§ **What you should do**
Copy each entry as it stands, leaving nothing out.

━━━ Source information

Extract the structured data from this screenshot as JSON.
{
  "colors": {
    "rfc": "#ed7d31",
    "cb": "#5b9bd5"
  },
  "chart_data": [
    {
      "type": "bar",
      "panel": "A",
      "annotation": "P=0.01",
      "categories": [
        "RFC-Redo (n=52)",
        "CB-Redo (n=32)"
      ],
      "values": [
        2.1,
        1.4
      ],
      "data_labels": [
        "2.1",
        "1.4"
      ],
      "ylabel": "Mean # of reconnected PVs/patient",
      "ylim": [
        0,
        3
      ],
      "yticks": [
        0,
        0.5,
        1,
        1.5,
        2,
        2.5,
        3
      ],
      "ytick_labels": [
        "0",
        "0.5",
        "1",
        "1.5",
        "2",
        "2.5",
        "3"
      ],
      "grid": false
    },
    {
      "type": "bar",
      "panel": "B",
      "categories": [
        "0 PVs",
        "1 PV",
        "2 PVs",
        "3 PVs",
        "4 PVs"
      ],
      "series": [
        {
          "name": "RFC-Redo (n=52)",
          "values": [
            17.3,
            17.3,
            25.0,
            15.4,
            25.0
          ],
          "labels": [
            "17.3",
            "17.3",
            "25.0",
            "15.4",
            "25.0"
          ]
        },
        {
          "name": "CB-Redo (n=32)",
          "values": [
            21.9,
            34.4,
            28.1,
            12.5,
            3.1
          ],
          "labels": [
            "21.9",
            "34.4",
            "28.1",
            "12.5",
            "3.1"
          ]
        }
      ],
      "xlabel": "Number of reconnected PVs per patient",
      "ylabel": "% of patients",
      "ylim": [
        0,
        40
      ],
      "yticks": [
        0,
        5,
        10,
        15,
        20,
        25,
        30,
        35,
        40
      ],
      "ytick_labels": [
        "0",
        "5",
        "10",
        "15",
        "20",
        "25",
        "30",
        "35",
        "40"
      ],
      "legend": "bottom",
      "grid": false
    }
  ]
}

━━━━━━

§ **Reply to the exercise**
Extract the structured data from this screenshot as JSON.
{
  "colors": {
    "rfc": "#ed7d31",
    "cb": "#5b9bd5"
  },
  "chart_data": [
    {
      "type": "bar",
      "panel": "A",
      "annotation": "P=0.01",
      "categories": [
        "RFC-Redo (n=52)",
        "CB-Redo (n=32)"
      ],
      "values": [
        2.1,
        1.4
      ],
      "data_labels": [
        "2.1",
        "1.4"
      ],
      "ylabel": "Mean # of reconnected PVs/patient",
      "ylim": [
        0,
        3
      ],
      "yticks": [
        0,
        0.5,
        1,
        1.5,
        2,
        2.5,
        3
      ],
      "ytick_labels": [
        "0",
        "0.5",
        "1",
        "1.5",
        "2",
        "2.5",
        "3"
      ],
      "grid": false
    },
    {
      "type": "bar",
      "panel": "B",
      "categories": [
        "0 PVs",
        "1 PV",
        "2 PVs",
        "3 PVs",
        "4 PVs"
      ],
      "series": [
        {
          "name": "RFC-Redo (n=52)",
          "values": [
            17.3,
            17.3,
            25.0,
            15.4,
            25.0
          ],
          "labels": [
            "17.3",
            "17.3",
            "25.0",
            "15.4",
            "25.0"
          ]
        },
        {
          "name": "CB-Redo (n=32)",
          "values": [
            21.9,
            34.4,
            28.1,
            12.5,
            3.1
          ],
          "labels": [
            "21.9",
            "34.4",
            "28.1",
            "12.5",
            "3.1"
          ]
        }
      ],
      "xlabel": "Number of reconnected PVs per patient",
      "ylabel": "% of patients",
      "ylim": [
        0,
        40
      ],
      "yticks": [
        0,
        5,
        10,
        15,
        20,
        25,
        30,
        35,
        40
      ],
      "ytick_labels": [
        "0",
        "5",
        "10",
        "15",
        "20",
        "25",
        "30",
        "35",
        "40"
      ],
      "legend": "bottom",
      "grid": false
    }
  ]
}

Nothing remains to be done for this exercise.